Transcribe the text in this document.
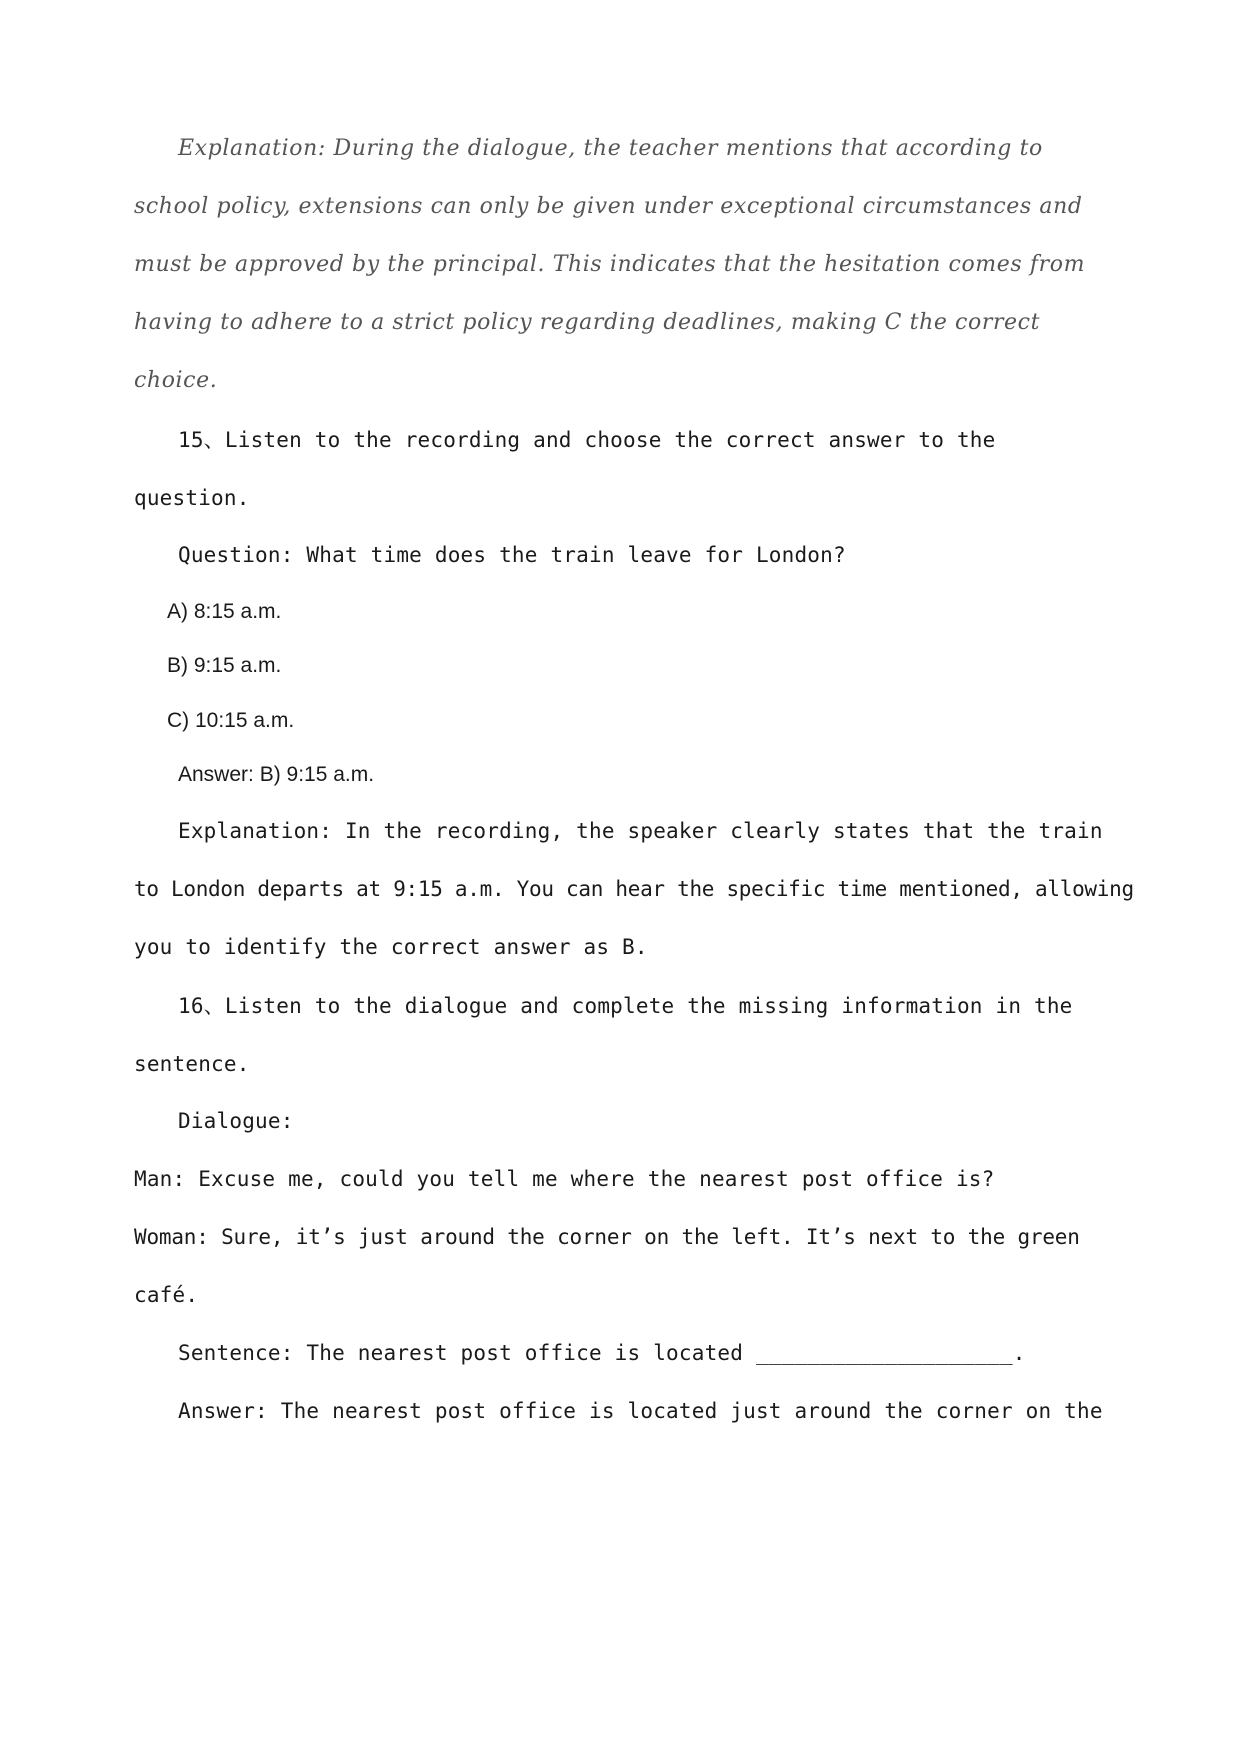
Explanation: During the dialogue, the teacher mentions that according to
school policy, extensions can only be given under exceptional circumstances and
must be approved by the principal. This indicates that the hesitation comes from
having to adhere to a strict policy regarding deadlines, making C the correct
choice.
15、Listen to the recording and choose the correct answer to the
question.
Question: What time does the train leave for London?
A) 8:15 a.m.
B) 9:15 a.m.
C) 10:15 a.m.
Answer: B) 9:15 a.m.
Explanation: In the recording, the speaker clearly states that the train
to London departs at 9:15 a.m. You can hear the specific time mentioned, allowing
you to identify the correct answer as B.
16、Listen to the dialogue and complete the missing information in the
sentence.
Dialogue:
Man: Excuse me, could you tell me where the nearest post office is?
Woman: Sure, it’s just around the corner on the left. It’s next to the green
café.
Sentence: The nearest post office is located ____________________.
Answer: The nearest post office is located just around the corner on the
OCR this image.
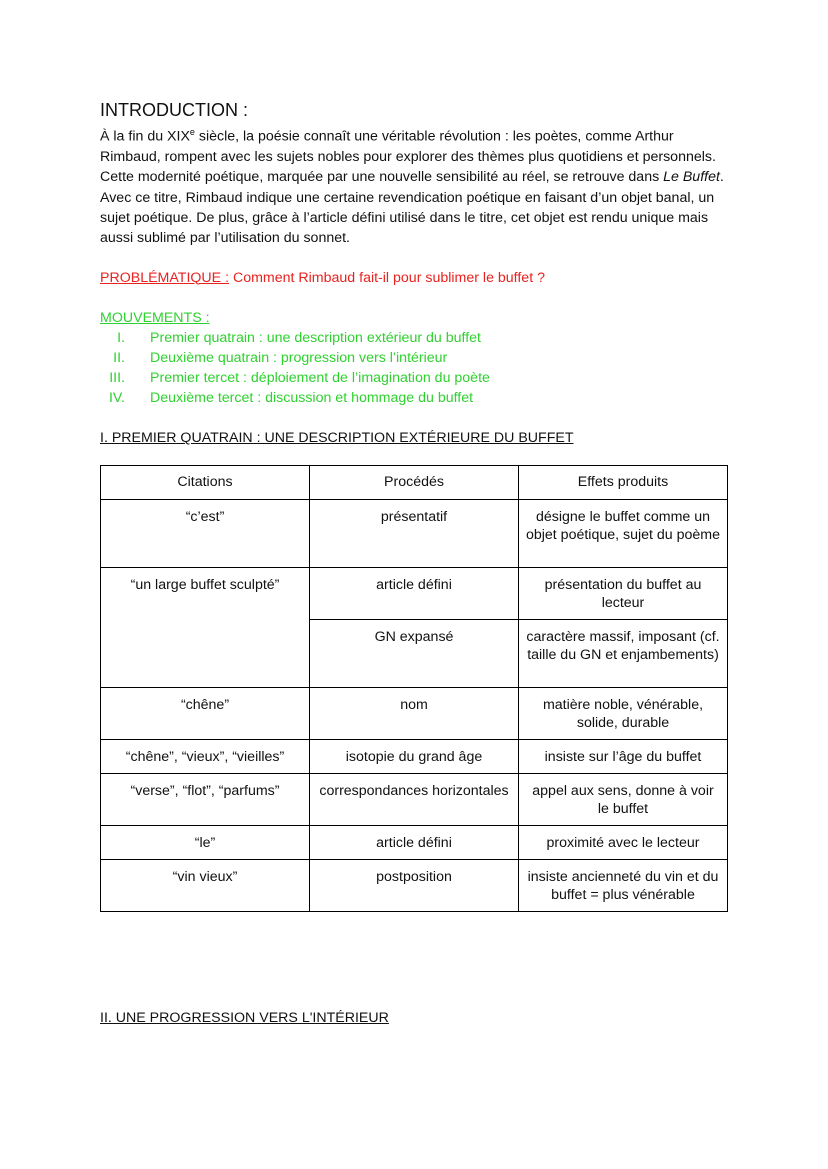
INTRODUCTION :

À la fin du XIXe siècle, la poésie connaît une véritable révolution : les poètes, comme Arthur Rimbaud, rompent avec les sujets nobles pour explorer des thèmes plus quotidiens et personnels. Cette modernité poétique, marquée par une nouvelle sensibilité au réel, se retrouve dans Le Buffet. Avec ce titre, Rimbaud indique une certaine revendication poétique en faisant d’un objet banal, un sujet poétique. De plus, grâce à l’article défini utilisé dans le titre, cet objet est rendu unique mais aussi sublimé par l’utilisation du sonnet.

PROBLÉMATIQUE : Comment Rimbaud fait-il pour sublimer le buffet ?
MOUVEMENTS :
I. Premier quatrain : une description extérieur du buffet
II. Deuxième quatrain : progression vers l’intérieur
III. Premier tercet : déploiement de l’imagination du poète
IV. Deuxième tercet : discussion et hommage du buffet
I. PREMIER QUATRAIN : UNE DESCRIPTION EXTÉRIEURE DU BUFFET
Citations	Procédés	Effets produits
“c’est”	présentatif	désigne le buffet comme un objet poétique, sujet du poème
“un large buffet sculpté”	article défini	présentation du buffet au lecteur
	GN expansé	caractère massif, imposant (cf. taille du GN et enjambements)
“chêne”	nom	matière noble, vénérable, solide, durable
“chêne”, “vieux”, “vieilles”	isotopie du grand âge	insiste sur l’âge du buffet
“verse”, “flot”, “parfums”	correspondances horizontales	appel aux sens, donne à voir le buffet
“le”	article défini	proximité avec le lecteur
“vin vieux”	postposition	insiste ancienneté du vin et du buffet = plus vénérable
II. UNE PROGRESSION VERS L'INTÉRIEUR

○ ○ ○

TASK GOAL.
State how many lines of the listing include the word "article". Reply with the number alone.

THE COMPLETED TASK.
3